Extracted records
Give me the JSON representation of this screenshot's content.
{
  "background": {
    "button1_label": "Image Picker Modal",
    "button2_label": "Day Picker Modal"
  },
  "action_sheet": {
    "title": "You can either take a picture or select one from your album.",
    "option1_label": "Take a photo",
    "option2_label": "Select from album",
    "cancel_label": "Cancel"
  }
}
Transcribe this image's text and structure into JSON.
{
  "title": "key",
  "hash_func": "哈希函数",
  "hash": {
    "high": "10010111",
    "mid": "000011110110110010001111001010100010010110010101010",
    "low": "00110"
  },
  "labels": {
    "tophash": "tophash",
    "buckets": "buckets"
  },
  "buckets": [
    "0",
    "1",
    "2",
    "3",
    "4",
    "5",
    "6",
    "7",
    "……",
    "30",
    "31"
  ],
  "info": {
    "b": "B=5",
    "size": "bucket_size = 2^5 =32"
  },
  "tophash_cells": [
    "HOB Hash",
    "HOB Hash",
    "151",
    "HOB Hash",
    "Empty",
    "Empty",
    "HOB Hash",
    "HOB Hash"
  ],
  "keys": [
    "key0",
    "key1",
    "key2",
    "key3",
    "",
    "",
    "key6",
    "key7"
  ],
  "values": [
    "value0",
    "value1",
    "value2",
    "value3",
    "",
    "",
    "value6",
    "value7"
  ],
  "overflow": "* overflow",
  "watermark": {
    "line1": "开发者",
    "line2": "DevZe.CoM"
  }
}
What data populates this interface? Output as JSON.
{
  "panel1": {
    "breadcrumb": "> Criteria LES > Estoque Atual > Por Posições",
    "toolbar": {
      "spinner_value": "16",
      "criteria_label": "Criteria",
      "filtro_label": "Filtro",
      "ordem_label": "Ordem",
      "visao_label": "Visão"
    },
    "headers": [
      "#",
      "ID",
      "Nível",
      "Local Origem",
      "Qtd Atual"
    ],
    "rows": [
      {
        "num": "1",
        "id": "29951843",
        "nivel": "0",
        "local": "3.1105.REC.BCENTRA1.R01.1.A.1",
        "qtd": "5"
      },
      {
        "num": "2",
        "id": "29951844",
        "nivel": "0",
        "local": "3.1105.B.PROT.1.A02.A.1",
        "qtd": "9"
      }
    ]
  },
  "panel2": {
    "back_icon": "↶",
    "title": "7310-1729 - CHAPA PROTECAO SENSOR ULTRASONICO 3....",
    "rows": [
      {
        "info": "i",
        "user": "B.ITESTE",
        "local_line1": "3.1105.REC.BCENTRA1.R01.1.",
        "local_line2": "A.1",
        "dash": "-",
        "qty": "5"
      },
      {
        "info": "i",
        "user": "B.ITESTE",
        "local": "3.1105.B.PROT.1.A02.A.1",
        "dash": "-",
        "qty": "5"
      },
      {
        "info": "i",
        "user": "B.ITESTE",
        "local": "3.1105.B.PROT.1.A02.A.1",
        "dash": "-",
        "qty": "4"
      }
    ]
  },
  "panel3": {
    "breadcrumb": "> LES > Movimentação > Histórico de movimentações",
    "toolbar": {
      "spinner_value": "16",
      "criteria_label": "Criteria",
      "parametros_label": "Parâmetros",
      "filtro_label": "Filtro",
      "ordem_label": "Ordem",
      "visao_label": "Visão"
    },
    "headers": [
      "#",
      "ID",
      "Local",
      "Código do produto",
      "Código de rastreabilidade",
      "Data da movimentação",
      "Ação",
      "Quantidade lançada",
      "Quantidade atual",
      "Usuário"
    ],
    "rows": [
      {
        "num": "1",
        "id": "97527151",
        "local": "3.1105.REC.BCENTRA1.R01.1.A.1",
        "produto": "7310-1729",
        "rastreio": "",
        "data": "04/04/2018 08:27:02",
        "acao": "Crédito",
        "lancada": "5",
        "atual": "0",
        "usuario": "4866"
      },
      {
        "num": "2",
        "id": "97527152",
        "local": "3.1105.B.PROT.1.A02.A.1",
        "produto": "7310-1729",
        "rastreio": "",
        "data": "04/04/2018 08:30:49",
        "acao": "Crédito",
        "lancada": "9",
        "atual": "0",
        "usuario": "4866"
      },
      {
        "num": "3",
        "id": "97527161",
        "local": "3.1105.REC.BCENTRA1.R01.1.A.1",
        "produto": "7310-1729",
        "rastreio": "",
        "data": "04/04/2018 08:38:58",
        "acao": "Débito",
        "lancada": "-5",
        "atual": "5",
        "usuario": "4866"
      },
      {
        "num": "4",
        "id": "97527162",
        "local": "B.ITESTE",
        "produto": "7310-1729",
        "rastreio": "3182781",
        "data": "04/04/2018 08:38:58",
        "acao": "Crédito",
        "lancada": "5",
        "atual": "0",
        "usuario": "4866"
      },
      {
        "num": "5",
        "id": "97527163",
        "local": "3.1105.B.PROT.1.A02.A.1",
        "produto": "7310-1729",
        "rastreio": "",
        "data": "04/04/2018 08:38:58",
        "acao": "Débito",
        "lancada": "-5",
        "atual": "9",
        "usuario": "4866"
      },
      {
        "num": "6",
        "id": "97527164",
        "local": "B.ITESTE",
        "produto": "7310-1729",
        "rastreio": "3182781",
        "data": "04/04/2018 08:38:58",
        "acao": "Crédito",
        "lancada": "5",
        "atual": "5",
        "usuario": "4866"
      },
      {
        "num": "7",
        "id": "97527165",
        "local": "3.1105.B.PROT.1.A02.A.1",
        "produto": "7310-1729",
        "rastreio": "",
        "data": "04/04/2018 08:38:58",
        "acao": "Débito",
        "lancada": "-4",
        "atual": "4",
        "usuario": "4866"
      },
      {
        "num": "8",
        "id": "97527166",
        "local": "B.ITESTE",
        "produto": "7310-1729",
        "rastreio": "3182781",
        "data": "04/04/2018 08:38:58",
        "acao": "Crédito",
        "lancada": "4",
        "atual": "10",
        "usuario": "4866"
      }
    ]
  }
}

Task:
Take the lines above and retype all of them exactly.

Answer for this exercise:
Give me the JSON representation of this screenshot's content.
{
  "background": {
    "button1_label": "Image Picker Modal",
    "button2_label": "Day Picker Modal"
  },
  "action_sheet": {
    "title": "You can either take a picture or select one from your album.",
    "option1_label": "Take a photo",
    "option2_label": "Select from album",
    "cancel_label": "Cancel"
  }
}
Transcribe this image's text and structure into JSON.
{
  "title": "key",
  "hash_func": "哈希函数",
  "hash": {
    "high": "10010111",
    "mid": "000011110110110010001111001010100010010110010101010",
    "low": "00110"
  },
  "labels": {
    "tophash": "tophash",
    "buckets": "buckets"
  },
  "buckets": [
    "0",
    "1",
    "2",
    "3",
    "4",
    "5",
    "6",
    "7",
    "……",
    "30",
    "31"
  ],
  "info": {
    "b": "B=5",
    "size": "bucket_size = 2^5 =32"
  },
  "tophash_cells": [
    "HOB Hash",
    "HOB Hash",
    "151",
    "HOB Hash",
    "Empty",
    "Empty",
    "HOB Hash",
    "HOB Hash"
  ],
  "keys": [
    "key0",
    "key1",
    "key2",
    "key3",
    "",
    "",
    "key6",
    "key7"
  ],
  "values": [
    "value0",
    "value1",
    "value2",
    "value3",
    "",
    "",
    "value6",
    "value7"
  ],
  "overflow": "* overflow",
  "watermark": {
    "line1": "开发者",
    "line2": "DevZe.CoM"
  }
}
What data populates this interface? Output as JSON.
{
  "panel1": {
    "breadcrumb": "> Criteria LES > Estoque Atual > Por Posições",
    "toolbar": {
      "spinner_value": "16",
      "criteria_label": "Criteria",
      "filtro_label": "Filtro",
      "ordem_label": "Ordem",
      "visao_label": "Visão"
    },
    "headers": [
      "#",
      "ID",
      "Nível",
      "Local Origem",
      "Qtd Atual"
    ],
    "rows": [
      {
        "num": "1",
        "id": "29951843",
        "nivel": "0",
        "local": "3.1105.REC.BCENTRA1.R01.1.A.1",
        "qtd": "5"
      },
      {
        "num": "2",
        "id": "29951844",
        "nivel": "0",
        "local": "3.1105.B.PROT.1.A02.A.1",
        "qtd": "9"
      }
    ]
  },
  "panel2": {
    "back_icon": "↶",
    "title": "7310-1729 - CHAPA PROTECAO SENSOR ULTRASONICO 3....",
    "rows": [
      {
        "info": "i",
        "user": "B.ITESTE",
        "local_line1": "3.1105.REC.BCENTRA1.R01.1.",
        "local_line2": "A.1",
        "dash": "-",
        "qty": "5"
      },
      {
        "info": "i",
        "user": "B.ITESTE",
        "local": "3.1105.B.PROT.1.A02.A.1",
        "dash": "-",
        "qty": "5"
      },
      {
        "info": "i",
        "user": "B.ITESTE",
        "local": "3.1105.B.PROT.1.A02.A.1",
        "dash": "-",
        "qty": "4"
      }
    ]
  },
  "panel3": {
    "breadcrumb": "> LES > Movimentação > Histórico de movimentações",
    "toolbar": {
      "spinner_value": "16",
      "criteria_label": "Criteria",
      "parametros_label": "Parâmetros",
      "filtro_label": "Filtro",
      "ordem_label": "Ordem",
      "visao_label": "Visão"
    },
    "headers": [
      "#",
      "ID",
      "Local",
      "Código do produto",
      "Código de rastreabilidade",
      "Data da movimentação",
      "Ação",
      "Quantidade lançada",
      "Quantidade atual",
      "Usuário"
    ],
    "rows": [
      {
        "num": "1",
        "id": "97527151",
        "local": "3.1105.REC.BCENTRA1.R01.1.A.1",
        "produto": "7310-1729",
        "rastreio": "",
        "data": "04/04/2018 08:27:02",
        "acao": "Crédito",
        "lancada": "5",
        "atual": "0",
        "usuario": "4866"
      },
      {
        "num": "2",
        "id": "97527152",
        "local": "3.1105.B.PROT.1.A02.A.1",
        "produto": "7310-1729",
        "rastreio": "",
        "data": "04/04/2018 08:30:49",
        "acao": "Crédito",
        "lancada": "9",
        "atual": "0",
        "usuario": "4866"
      },
      {
        "num": "3",
        "id": "97527161",
        "local": "3.1105.REC.BCENTRA1.R01.1.A.1",
        "produto": "7310-1729",
        "rastreio": "",
        "data": "04/04/2018 08:38:58",
        "acao": "Débito",
        "lancada": "-5",
        "atual": "5",
        "usuario": "4866"
      },
      {
        "num": "4",
        "id": "97527162",
        "local": "B.ITESTE",
        "produto": "7310-1729",
        "rastreio": "3182781",
        "data": "04/04/2018 08:38:58",
        "acao": "Crédito",
        "lancada": "5",
        "atual": "0",
        "usuario": "4866"
      },
      {
        "num": "5",
        "id": "97527163",
        "local": "3.1105.B.PROT.1.A02.A.1",
        "produto": "7310-1729",
        "rastreio": "",
        "data": "04/04/2018 08:38:58",
        "acao": "Débito",
        "lancada": "-5",
        "atual": "9",
        "usuario": "4866"
      },
      {
        "num": "6",
        "id": "97527164",
        "local": "B.ITESTE",
        "produto": "7310-1729",
        "rastreio": "3182781",
        "data": "04/04/2018 08:38:58",
        "acao": "Crédito",
        "lancada": "5",
        "atual": "5",
        "usuario": "4866"
      },
      {
        "num": "7",
        "id": "97527165",
        "local": "3.1105.B.PROT.1.A02.A.1",
        "produto": "7310-1729",
        "rastreio": "",
        "data": "04/04/2018 08:38:58",
        "acao": "Débito",
        "lancada": "-4",
        "atual": "4",
        "usuario": "4866"
      },
      {
        "num": "8",
        "id": "97527166",
        "local": "B.ITESTE",
        "produto": "7310-1729",
        "rastreio": "3182781",
        "data": "04/04/2018 08:38:58",
        "acao": "Crédito",
        "lancada": "4",
        "atual": "10",
        "usuario": "4866"
      }
    ]
  }
}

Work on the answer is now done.